Problem to work on:
Reproduce every entry in the listing without alteration.

— BEGIN —

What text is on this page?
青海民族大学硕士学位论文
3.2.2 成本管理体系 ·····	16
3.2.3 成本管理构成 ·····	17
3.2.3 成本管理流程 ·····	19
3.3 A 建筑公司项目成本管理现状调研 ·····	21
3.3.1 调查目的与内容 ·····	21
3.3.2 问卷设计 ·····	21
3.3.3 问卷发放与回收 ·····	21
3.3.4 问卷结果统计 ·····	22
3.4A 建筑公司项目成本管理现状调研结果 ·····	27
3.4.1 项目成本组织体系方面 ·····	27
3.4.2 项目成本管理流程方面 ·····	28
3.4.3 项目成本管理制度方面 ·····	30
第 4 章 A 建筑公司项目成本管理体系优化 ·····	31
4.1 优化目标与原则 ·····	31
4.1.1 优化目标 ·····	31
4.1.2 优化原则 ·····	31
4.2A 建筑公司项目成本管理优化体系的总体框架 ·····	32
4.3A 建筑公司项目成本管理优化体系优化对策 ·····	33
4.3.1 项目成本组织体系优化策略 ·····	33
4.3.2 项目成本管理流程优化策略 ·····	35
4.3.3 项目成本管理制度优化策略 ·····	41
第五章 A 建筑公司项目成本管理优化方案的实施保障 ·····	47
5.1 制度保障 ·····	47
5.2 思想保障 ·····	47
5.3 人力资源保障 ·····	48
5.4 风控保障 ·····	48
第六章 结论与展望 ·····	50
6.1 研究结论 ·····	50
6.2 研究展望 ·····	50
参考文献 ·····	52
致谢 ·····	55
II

— END —

Reply:
What text is on this page?
青海民族大学硕士学位论文
3.2.2 成本管理体系 ·····	16
3.2.3 成本管理构成 ·····	17
3.2.3 成本管理流程 ·····	19
3.3 A 建筑公司项目成本管理现状调研 ·····	21
3.3.1 调查目的与内容 ·····	21
3.3.2 问卷设计 ·····	21
3.3.3 问卷发放与回收 ·····	21
3.3.4 问卷结果统计 ·····	22
3.4A 建筑公司项目成本管理现状调研结果 ·····	27
3.4.1 项目成本组织体系方面 ·····	27
3.4.2 项目成本管理流程方面 ·····	28
3.4.3 项目成本管理制度方面 ·····	30
第 4 章 A 建筑公司项目成本管理体系优化 ·····	31
4.1 优化目标与原则 ·····	31
4.1.1 优化目标 ·····	31
4.1.2 优化原则 ·····	31
4.2A 建筑公司项目成本管理优化体系的总体框架 ·····	32
4.3A 建筑公司项目成本管理优化体系优化对策 ·····	33
4.3.1 项目成本组织体系优化策略 ·····	33
4.3.2 项目成本管理流程优化策略 ·····	35
4.3.3 项目成本管理制度优化策略 ·····	41
第五章 A 建筑公司项目成本管理优化方案的实施保障 ·····	47
5.1 制度保障 ·····	47
5.2 思想保障 ·····	47
5.3 人力资源保障 ·····	48
5.4 风控保障 ·····	48
第六章 结论与展望 ·····	50
6.1 研究结论 ·····	50
6.2 研究展望 ·····	50
参考文献 ·····	52
致谢 ·····	55
II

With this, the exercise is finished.